[Dataset rows about figures]
..........

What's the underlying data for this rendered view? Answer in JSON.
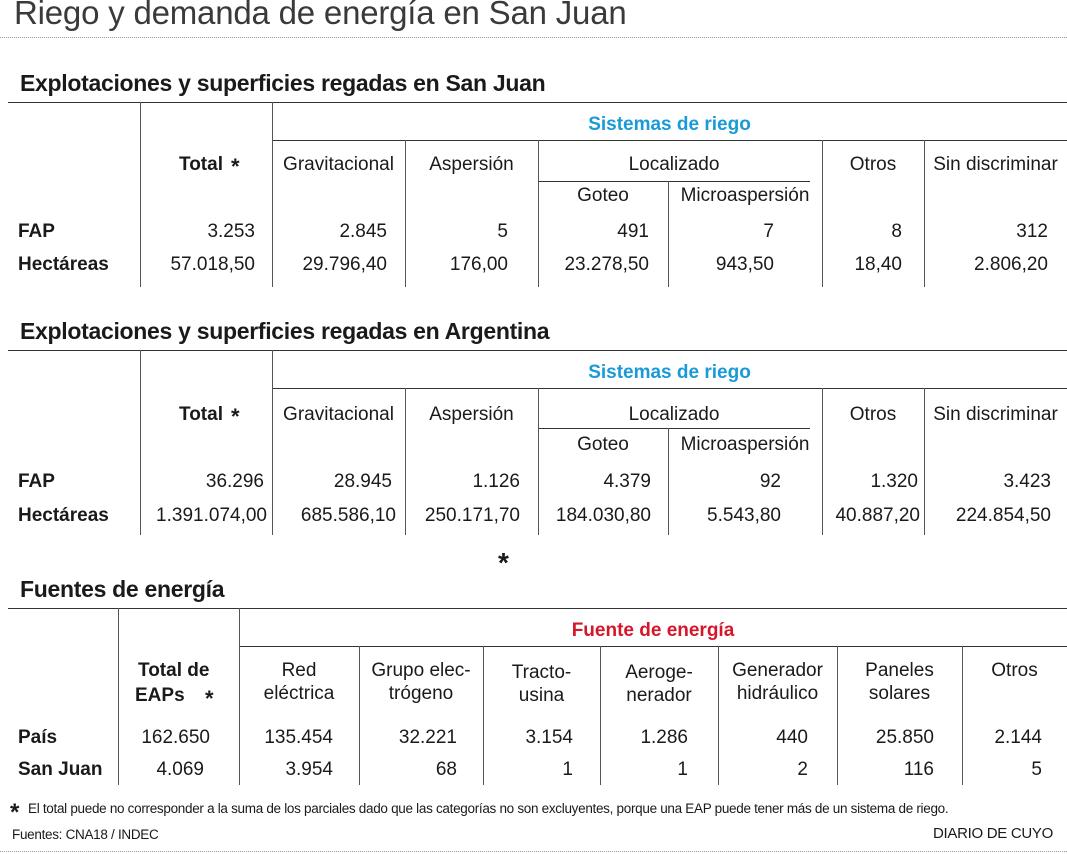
{
  "page": {
    "title": "Riego y demanda de energía en San Juan",
    "star": "*",
    "footnote": "El total puede no corresponder a la suma de los parciales dado que las categorías no son excluyentes, porque una EAP puede tener más de un sistema de riego.",
    "sources": "Fuentes: CNA18 / INDEC",
    "credit": "DIARIO DE CUYO"
  },
  "table1": {
    "title": "Explotaciones y superficies regadas en San Juan",
    "group_header": "Sistemas de riego",
    "headers": {
      "total": "Total",
      "gravitacional": "Gravitacional",
      "aspersion": "Aspersión",
      "localizado": "Localizado",
      "goteo": "Goteo",
      "microaspersion": "Microaspersión",
      "otros": "Otros",
      "sin_discriminar": "Sin discriminar"
    },
    "rows": [
      {
        "label": "FAP",
        "values": [
          "3.253",
          "2.845",
          "5",
          "491",
          "7",
          "8",
          "312"
        ]
      },
      {
        "label": "Hectáreas",
        "values": [
          "57.018,50",
          "29.796,40",
          "176,00",
          "23.278,50",
          "943,50",
          "18,40",
          "2.806,20"
        ]
      }
    ]
  },
  "table2": {
    "title": "Explotaciones y superficies regadas en Argentina",
    "group_header": "Sistemas de riego",
    "headers": {
      "total": "Total",
      "gravitacional": "Gravitacional",
      "aspersion": "Aspersión",
      "localizado": "Localizado",
      "goteo": "Goteo",
      "microaspersion": "Microaspersión",
      "otros": "Otros",
      "sin_discriminar": "Sin discriminar"
    },
    "rows": [
      {
        "label": "FAP",
        "values": [
          "36.296",
          "28.945",
          "1.126",
          "4.379",
          "92",
          "1.320",
          "3.423"
        ]
      },
      {
        "label": "Hectáreas",
        "values": [
          "1.391.074,00",
          "685.586,10",
          "250.171,70",
          "184.030,80",
          "5.543,80",
          "40.887,20",
          "224.854,50"
        ]
      }
    ]
  },
  "table3": {
    "title": "Fuentes de energía",
    "group_header": "Fuente de energía",
    "headers": {
      "total_l1": "Total de",
      "total_l2": "EAPs",
      "red_l1": "Red",
      "red_l2": "eléctrica",
      "grupo_l1": "Grupo elec-",
      "grupo_l2": "trógeno",
      "tracto_l1": "Tracto-",
      "tracto_l2": "usina",
      "aero_l1": "Aeroge-",
      "aero_l2": "nerador",
      "gen_l1": "Generador",
      "gen_l2": "hidráulico",
      "pan_l1": "Paneles",
      "pan_l2": "solares",
      "otros": "Otros"
    },
    "rows": [
      {
        "label": "País",
        "values": [
          "162.650",
          "135.454",
          "32.221",
          "3.154",
          "1.286",
          "440",
          "25.850",
          "2.144"
        ]
      },
      {
        "label": "San Juan",
        "values": [
          "4.069",
          "3.954",
          "68",
          "1",
          "1",
          "2",
          "116",
          "5"
        ]
      }
    ]
  }
}
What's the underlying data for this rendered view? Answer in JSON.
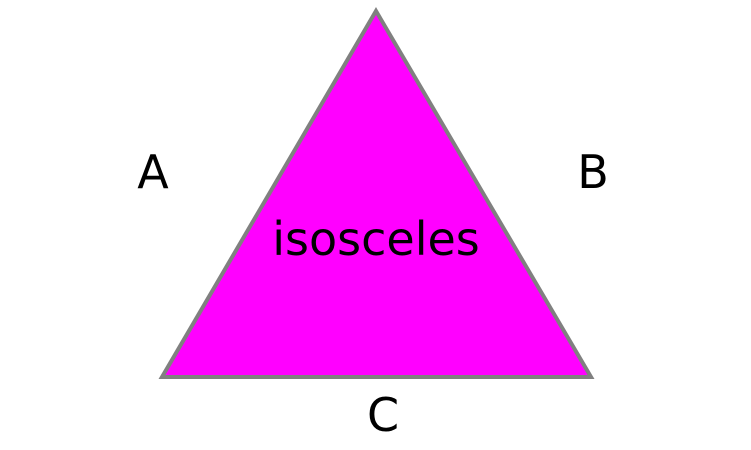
{
  "diagram": {
    "center_label": "isosceles",
    "side_labels": {
      "left": "A",
      "right": "B",
      "bottom": "C"
    }
  },
  "colors": {
    "triangle_fill": "#ff00ff",
    "triangle_stroke": "#808080",
    "text": "#000000",
    "background": "#ffffff"
  }
}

..........

Without the pictures, write out all of the material exactly.

What's the underlying data for this rendered view? Answer in JSON.
{
  "page": {
    "title": "Riego y demanda de energía en San Juan",
    "star": "*",
    "footnote": "El total puede no corresponder a la suma de los parciales dado que las categorías no son excluyentes, porque una EAP puede tener más de un sistema de riego.",
    "sources": "Fuentes: CNA18 / INDEC",
    "credit": "DIARIO DE CUYO"
  },
  "table1": {
    "title": "Explotaciones y superficies regadas en San Juan",
    "group_header": "Sistemas de riego",
    "headers": {
      "total": "Total",
      "gravitacional": "Gravitacional",
      "aspersion": "Aspersión",
      "localizado": "Localizado",
      "goteo": "Goteo",
      "microaspersion": "Microaspersión",
      "otros": "Otros",
      "sin_discriminar": "Sin discriminar"
    },
    "rows": [
      {
        "label": "FAP",
        "values": [
          "3.253",
          "2.845",
          "5",
          "491",
          "7",
          "8",
          "312"
        ]
      },
      {
        "label": "Hectáreas",
        "values": [
          "57.018,50",
          "29.796,40",
          "176,00",
          "23.278,50",
          "943,50",
          "18,40",
          "2.806,20"
        ]
      }
    ]
  },
  "table2": {
    "title": "Explotaciones y superficies regadas en Argentina",
    "group_header": "Sistemas de riego",
    "headers": {
      "total": "Total",
      "gravitacional": "Gravitacional",
      "aspersion": "Aspersión",
      "localizado": "Localizado",
      "goteo": "Goteo",
      "microaspersion": "Microaspersión",
      "otros": "Otros",
      "sin_discriminar": "Sin discriminar"
    },
    "rows": [
      {
        "label": "FAP",
        "values": [
          "36.296",
          "28.945",
          "1.126",
          "4.379",
          "92",
          "1.320",
          "3.423"
        ]
      },
      {
        "label": "Hectáreas",
        "values": [
          "1.391.074,00",
          "685.586,10",
          "250.171,70",
          "184.030,80",
          "5.543,80",
          "40.887,20",
          "224.854,50"
        ]
      }
    ]
  },
  "table3": {
    "title": "Fuentes de energía",
    "group_header": "Fuente de energía",
    "headers": {
      "total_l1": "Total de",
      "total_l2": "EAPs",
      "red_l1": "Red",
      "red_l2": "eléctrica",
      "grupo_l1": "Grupo elec-",
      "grupo_l2": "trógeno",
      "tracto_l1": "Tracto-",
      "tracto_l2": "usina",
      "aero_l1": "Aeroge-",
      "aero_l2": "nerador",
      "gen_l1": "Generador",
      "gen_l2": "hidráulico",
      "pan_l1": "Paneles",
      "pan_l2": "solares",
      "otros": "Otros"
    },
    "rows": [
      {
        "label": "País",
        "values": [
          "162.650",
          "135.454",
          "32.221",
          "3.154",
          "1.286",
          "440",
          "25.850",
          "2.144"
        ]
      },
      {
        "label": "San Juan",
        "values": [
          "4.069",
          "3.954",
          "68",
          "1",
          "1",
          "2",
          "116",
          "5"
        ]
      }
    ]
  }
}
What's the underlying data for this rendered view? Answer in JSON.
{
  "diagram": {
    "center_label": "isosceles",
    "side_labels": {
      "left": "A",
      "right": "B",
      "bottom": "C"
    }
  },
  "colors": {
    "triangle_fill": "#ff00ff",
    "triangle_stroke": "#808080",
    "text": "#000000",
    "background": "#ffffff"
  }
}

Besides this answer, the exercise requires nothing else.